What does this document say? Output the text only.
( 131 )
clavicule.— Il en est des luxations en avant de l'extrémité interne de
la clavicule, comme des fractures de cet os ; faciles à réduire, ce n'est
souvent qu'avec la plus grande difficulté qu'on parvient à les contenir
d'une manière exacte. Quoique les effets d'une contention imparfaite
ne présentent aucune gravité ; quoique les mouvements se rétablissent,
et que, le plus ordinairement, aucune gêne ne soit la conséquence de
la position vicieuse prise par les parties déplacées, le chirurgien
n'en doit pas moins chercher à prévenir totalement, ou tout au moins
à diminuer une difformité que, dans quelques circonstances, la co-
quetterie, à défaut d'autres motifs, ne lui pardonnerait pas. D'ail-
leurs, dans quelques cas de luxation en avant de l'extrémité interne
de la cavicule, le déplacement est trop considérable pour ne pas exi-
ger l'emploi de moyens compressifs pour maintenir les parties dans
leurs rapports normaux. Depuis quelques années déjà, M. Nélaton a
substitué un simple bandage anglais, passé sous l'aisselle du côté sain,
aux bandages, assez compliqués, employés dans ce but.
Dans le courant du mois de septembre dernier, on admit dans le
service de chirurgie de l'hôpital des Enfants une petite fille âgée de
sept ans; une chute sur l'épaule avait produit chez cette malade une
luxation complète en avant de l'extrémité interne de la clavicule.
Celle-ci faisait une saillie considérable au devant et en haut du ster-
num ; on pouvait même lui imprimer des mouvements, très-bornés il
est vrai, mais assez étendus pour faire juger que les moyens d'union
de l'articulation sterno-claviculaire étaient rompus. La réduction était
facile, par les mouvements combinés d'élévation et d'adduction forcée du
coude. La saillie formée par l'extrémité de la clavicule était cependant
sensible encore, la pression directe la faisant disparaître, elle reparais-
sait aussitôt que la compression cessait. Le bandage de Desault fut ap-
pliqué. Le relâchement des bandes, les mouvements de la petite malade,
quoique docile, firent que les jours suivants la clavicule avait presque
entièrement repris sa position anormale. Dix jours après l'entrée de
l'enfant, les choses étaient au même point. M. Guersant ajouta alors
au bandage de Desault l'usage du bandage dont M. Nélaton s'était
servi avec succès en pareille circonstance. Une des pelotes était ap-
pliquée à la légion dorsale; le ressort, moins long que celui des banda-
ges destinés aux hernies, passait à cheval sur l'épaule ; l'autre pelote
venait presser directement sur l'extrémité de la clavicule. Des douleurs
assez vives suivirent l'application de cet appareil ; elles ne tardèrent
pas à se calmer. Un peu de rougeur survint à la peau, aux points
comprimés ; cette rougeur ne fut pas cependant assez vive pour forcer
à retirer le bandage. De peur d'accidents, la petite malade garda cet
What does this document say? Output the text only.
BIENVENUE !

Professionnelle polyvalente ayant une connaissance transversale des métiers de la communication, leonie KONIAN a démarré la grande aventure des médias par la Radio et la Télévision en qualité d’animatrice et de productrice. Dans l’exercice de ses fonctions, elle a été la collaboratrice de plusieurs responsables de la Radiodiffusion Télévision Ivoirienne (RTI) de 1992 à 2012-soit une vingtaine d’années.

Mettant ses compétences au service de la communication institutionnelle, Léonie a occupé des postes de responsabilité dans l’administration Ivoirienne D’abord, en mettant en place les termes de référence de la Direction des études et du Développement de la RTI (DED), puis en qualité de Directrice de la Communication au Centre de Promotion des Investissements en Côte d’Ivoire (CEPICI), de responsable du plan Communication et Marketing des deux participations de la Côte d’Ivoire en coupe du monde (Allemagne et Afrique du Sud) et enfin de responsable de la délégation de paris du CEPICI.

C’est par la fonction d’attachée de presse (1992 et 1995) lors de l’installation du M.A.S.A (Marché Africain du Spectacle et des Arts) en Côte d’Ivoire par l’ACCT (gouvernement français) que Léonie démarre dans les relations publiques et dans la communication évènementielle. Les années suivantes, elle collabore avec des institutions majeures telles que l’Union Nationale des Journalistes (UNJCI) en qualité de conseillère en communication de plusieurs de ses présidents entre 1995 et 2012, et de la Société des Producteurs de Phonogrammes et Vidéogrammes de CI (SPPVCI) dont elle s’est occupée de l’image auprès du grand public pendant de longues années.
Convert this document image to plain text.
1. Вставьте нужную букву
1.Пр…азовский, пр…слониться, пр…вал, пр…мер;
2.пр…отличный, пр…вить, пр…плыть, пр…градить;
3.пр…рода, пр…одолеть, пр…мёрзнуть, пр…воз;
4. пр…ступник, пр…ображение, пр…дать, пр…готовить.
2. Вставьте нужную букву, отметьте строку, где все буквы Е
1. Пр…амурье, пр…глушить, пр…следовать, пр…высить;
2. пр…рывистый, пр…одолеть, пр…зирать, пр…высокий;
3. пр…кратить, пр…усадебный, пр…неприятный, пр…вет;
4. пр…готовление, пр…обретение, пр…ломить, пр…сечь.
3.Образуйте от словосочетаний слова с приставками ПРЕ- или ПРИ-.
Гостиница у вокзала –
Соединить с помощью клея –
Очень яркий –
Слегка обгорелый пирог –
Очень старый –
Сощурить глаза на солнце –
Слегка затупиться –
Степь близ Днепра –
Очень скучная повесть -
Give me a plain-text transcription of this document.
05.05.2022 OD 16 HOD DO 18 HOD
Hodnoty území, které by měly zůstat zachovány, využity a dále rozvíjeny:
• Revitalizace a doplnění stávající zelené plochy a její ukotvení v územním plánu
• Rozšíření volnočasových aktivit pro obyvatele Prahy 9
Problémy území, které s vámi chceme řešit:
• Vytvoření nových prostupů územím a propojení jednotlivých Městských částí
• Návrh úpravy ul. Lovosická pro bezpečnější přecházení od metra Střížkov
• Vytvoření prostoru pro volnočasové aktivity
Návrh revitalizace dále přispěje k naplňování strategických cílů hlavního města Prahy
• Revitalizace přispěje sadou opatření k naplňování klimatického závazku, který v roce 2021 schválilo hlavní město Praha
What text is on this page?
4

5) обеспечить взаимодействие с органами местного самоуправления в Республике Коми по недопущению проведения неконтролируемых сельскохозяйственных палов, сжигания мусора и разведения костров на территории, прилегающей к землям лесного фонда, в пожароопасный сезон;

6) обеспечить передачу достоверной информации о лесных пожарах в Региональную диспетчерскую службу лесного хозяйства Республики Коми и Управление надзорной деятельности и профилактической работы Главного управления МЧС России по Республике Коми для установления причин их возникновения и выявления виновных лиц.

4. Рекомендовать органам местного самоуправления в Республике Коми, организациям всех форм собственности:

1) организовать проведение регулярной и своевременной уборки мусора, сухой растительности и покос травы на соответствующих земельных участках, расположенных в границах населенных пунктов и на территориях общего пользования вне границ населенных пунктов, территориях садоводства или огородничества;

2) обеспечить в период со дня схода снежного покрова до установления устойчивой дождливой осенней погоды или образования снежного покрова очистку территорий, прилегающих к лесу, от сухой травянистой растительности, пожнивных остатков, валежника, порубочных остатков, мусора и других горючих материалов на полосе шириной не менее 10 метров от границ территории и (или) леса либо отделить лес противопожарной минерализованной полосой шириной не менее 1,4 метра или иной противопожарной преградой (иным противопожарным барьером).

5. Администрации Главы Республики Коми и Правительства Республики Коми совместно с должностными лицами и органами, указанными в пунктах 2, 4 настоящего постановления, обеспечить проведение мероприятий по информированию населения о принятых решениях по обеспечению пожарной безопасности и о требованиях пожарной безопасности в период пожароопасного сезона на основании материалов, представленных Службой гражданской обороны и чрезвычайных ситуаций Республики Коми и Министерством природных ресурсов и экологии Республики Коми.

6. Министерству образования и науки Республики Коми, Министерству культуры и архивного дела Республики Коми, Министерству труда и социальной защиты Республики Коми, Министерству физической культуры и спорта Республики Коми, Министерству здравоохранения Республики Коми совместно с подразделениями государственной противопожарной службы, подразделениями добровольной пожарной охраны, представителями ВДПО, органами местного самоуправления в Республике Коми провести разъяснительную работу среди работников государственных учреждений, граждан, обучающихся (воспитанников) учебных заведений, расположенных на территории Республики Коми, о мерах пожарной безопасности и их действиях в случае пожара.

▶ _TO BE DONE_
Pull every line holding "cependant" out of the records.

▶ _THE OUTPUT_
coude. La saillie formée par l'extrémité de la clavicule était cependant
comprimés ; cette rougeur ne fut pas cependant assez vive pour forcer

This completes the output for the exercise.